**Stated goal:**
Give only a count of the lines that include the string "your".

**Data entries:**
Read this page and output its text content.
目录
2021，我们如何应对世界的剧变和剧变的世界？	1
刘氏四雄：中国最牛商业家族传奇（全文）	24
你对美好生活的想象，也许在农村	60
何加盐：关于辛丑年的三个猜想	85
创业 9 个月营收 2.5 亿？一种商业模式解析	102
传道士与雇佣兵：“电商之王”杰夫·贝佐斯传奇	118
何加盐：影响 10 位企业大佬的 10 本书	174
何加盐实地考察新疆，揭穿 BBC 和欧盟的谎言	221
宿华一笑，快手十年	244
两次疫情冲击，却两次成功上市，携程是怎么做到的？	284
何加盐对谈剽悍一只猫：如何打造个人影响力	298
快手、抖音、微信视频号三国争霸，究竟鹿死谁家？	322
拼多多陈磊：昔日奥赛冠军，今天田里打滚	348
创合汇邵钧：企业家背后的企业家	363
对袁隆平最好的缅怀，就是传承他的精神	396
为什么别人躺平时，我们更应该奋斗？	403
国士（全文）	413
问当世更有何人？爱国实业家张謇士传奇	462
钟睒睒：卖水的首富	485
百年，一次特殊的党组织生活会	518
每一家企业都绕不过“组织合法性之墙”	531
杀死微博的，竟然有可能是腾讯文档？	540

---

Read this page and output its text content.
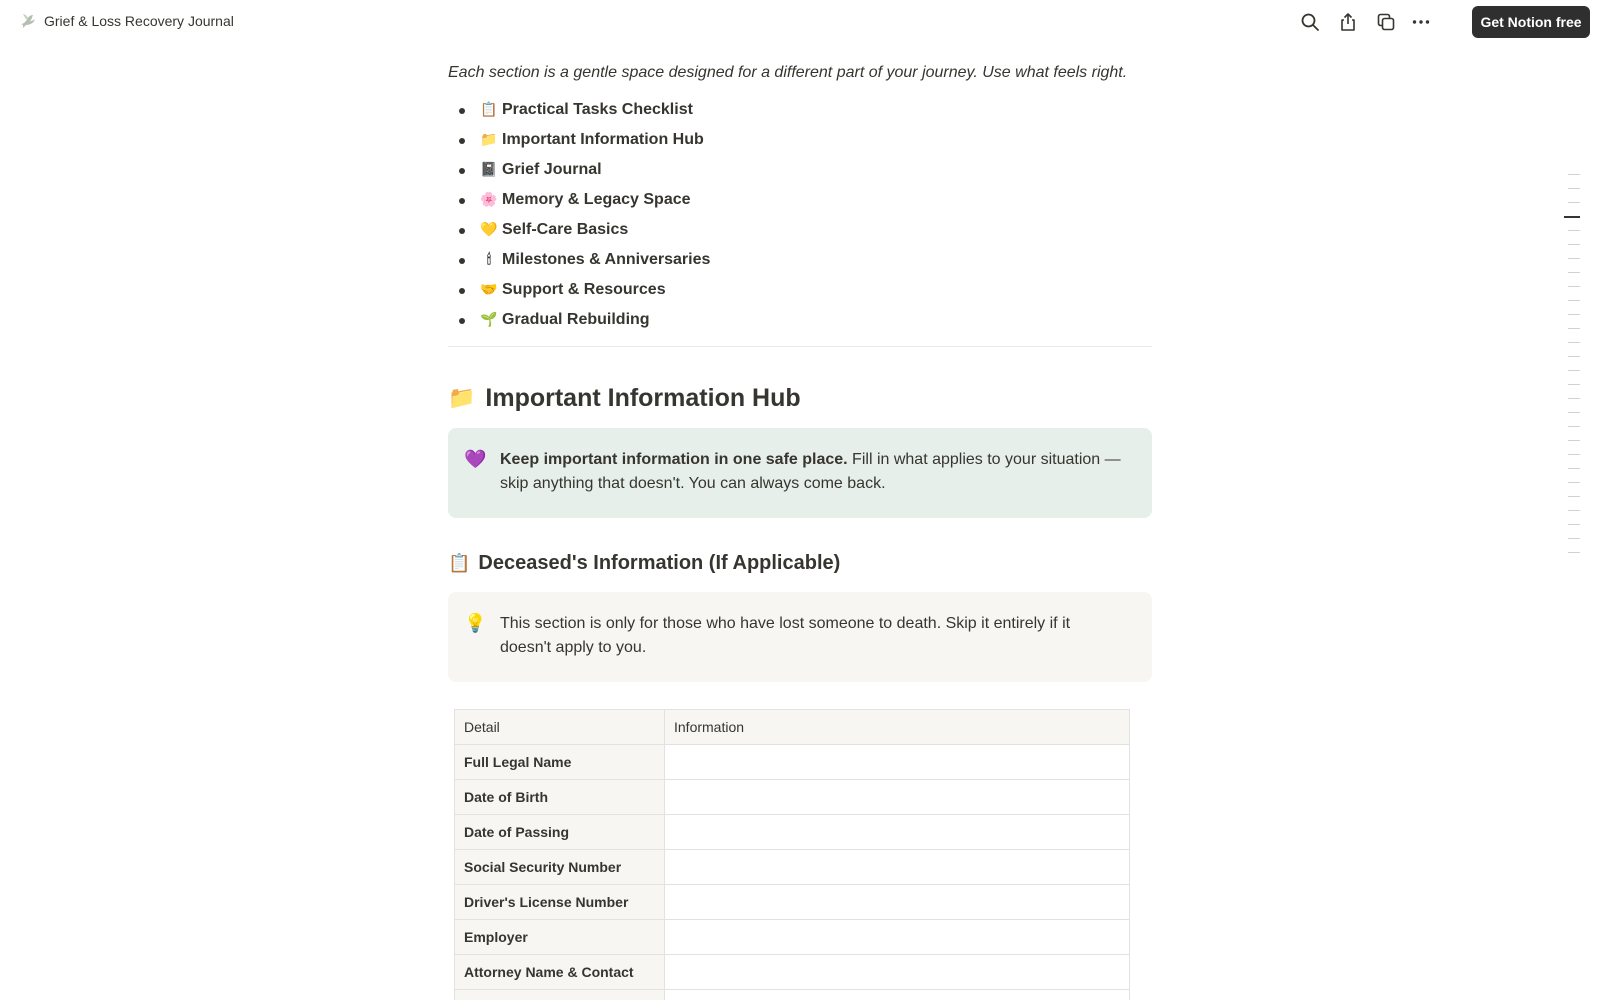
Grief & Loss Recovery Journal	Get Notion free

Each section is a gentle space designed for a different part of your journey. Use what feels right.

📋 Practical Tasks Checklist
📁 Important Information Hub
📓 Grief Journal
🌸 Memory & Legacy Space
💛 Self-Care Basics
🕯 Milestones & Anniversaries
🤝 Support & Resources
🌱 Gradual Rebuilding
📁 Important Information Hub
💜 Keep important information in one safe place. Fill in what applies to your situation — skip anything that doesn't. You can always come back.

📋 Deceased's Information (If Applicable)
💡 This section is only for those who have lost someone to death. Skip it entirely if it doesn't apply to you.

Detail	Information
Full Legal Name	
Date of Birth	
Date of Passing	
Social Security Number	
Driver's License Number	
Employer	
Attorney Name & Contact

**Finished answer:**
2